- Owner: Lamar Hunt
- General manager: Jim Schaaf
- Head coach: John Mackovic
- Home stadium: Arrowhead Stadium

Results
- Record: 8–8
- Division place: 4th AFC West
- Playoffs: Did not qualify
- All-Pros: 3 DE Art Still (2nd team); S Deron Cherry (1st team); P Jim Arnold (2nd team);
- Pro Bowlers: 2 DE Art Still; S Deron Cherry;

= 1984 Kansas City Chiefs season =

NFL team season

The 1984 Kansas City Chiefs season was the franchise's 15th season in the National Football League, the 22nd as the Kansas City Chiefs, and the 25th overall.

Pro Bowl safety Gary Barbaro became the most notable Chiefs player to defect to the rival United States Football League, signing with the New Jersey Generals on February 2 after sitting out the entire 1983 campaign due to a contract dispute. Barbaro's departure and the trade of cornerback Gary Green began a youth movement that produced the most vaunted secondary in team history. Cornerbacks Kevin Ross and Albert Lewis, and safeties Deron Cherry and Lloyd Burruss accounted for a combined 13 Pro Bowl appearances for the Chiefs in the years to come.

* **Given exercise 1**:
Answer these from the 1984 Kansas City Chiefs season summary:
(a) Who was the head coach?
(b) Which team did Gary Barbaro sign with, and on what date?
(c) What was the team's record?
* **Given exercise 2**: In two or three sentences, explain what the 1984 Chiefs season summary says started the youth movement in the secondary and what that movement produced.
* **Given exercise 3**: Carry on the 1984 Kansas City Chiefs season summary, starting after its last sentence.

* **Material provided**:
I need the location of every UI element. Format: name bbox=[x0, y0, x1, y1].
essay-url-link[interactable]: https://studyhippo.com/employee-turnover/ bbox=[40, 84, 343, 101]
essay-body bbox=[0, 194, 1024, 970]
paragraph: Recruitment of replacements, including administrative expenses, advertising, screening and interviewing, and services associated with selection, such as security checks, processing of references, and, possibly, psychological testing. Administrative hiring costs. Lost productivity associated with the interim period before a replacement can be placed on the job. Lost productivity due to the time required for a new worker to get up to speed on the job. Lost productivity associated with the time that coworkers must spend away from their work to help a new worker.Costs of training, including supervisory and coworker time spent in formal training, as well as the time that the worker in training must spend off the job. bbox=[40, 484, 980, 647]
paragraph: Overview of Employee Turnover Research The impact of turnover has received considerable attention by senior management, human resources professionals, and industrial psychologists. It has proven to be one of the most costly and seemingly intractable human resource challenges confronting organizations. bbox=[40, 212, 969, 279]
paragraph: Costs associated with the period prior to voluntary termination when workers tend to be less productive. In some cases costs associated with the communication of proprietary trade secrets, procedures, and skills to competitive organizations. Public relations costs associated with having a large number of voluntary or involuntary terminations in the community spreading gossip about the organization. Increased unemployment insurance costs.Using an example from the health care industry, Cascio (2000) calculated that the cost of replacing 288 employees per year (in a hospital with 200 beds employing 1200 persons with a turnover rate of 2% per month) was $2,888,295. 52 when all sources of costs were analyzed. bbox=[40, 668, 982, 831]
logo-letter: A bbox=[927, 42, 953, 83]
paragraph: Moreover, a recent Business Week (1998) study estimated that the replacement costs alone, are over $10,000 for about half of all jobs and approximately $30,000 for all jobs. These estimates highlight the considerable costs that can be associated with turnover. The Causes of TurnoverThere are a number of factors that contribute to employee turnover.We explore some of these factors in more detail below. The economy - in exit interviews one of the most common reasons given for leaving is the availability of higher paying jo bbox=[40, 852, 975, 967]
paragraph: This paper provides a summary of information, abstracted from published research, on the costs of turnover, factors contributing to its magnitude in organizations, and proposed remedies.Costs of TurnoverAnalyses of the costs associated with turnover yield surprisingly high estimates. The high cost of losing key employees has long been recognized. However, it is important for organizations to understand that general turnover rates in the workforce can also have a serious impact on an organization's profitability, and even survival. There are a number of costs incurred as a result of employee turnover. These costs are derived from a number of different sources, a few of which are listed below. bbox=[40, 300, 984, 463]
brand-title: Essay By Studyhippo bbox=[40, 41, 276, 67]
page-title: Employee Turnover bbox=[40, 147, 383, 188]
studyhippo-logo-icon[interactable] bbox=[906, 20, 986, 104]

* **Result 1**:
(a) John Mackovic
(b) The New Jersey Generals, on February 2
(c) 8–8

* **Result 2**: Gary Barbaro's departure to the United States Football League and the trade of cornerback Gary Green began the youth movement. It produced the most vaunted secondary in team history, with cornerbacks Kevin Ross and Albert Lewis and safeties Deron Cherry and Lloyd Burruss combining for 13 Pro Bowl appearances for the Chiefs in later years.

* **Result 3**:
All-America defensive tackle Bill Maas and offensive tackle John Alt were both selected in the first round of the 1984 NFL draft. Maas was named NFL Defensive Rookie of the Year, while Alt eventually became the cornerstone of the club's offensive line later in the decade. Kansas City's defense registered a team-record 11 sacks in a 10–6 win against Cleveland on September 30, coming one sack shy of the NFL single-game record.

Quarterback Bill Kenney suffered a broken thumb during the preseason and was sidelined until the season's seventh week. Second-year backup Quarterback Todd Blackledge opened the first six contests of the season and had the club at 3–3. Kenney returned to the starting lineup against the New York Jets on October 21, but inconsistency marked the rest of the season as the club dropped four of first five contests after his return. However, the team rattled off three consecutive wins to conclude the year at 8–8.

The Chiefs were also involved in infamy during the Week 10 game against the Seattle Seahawks, in which the Chiefs quarterbacks threw six interceptions, four of which were returned for touchdowns in a 45–0 loss.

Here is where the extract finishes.